→ What is asked: Would you transcribe all of the data exactly, down to the last character?

→ Dataset records:
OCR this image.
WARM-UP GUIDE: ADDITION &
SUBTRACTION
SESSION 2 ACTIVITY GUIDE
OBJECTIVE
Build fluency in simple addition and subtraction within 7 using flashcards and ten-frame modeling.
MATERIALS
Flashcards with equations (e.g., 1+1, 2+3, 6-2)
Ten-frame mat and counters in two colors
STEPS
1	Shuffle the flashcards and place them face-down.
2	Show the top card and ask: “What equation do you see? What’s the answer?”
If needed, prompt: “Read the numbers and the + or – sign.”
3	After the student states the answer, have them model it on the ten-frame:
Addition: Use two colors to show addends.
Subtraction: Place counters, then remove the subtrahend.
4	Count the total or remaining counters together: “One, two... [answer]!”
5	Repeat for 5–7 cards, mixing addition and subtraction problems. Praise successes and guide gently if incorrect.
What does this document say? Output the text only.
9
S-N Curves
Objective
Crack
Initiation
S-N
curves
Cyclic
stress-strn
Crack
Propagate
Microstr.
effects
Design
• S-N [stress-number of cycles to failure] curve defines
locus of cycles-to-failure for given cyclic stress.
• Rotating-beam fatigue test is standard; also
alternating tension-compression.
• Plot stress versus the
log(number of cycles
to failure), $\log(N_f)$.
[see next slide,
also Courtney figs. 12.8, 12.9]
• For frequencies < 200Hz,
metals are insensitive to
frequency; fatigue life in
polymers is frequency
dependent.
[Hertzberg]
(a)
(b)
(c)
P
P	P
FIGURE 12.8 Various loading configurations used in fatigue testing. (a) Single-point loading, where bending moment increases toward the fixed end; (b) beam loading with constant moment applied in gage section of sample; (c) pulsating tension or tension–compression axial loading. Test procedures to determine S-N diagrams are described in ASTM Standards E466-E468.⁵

→ Task response:
OCR this image.
WARM-UP GUIDE: ADDITION &
SUBTRACTION
SESSION 2 ACTIVITY GUIDE
OBJECTIVE
Build fluency in simple addition and subtraction within 7 using flashcards and ten-frame modeling.
MATERIALS
Flashcards with equations (e.g., 1+1, 2+3, 6-2)
Ten-frame mat and counters in two colors
STEPS
1	Shuffle the flashcards and place them face-down.
2	Show the top card and ask: “What equation do you see? What’s the answer?”
If needed, prompt: “Read the numbers and the + or – sign.”
3	After the student states the answer, have them model it on the ten-frame:
Addition: Use two colors to show addends.
Subtraction: Place counters, then remove the subtrahend.
4	Count the total or remaining counters together: “One, two... [answer]!”
5	Repeat for 5–7 cards, mixing addition and subtraction problems. Praise successes and guide gently if incorrect.
What does this document say? Output the text only.
9
S-N Curves
Objective
Crack
Initiation
S-N
curves
Cyclic
stress-strn
Crack
Propagate
Microstr.
effects
Design
• S-N [stress-number of cycles to failure] curve defines
locus of cycles-to-failure for given cyclic stress.
• Rotating-beam fatigue test is standard; also
alternating tension-compression.
• Plot stress versus the
log(number of cycles
to failure), $\log(N_f)$.
[see next slide,
also Courtney figs. 12.8, 12.9]
• For frequencies < 200Hz,
metals are insensitive to
frequency; fatigue life in
polymers is frequency
dependent.
[Hertzberg]
(a)
(b)
(c)
P
P	P
FIGURE 12.8 Various loading configurations used in fatigue testing. (a) Single-point loading, where bending moment increases toward the fixed end; (b) beam loading with constant moment applied in gage section of sample; (c) pulsating tension or tension–compression axial loading. Test procedures to determine S-N diagrams are described in ASTM Standards E466-E468.⁵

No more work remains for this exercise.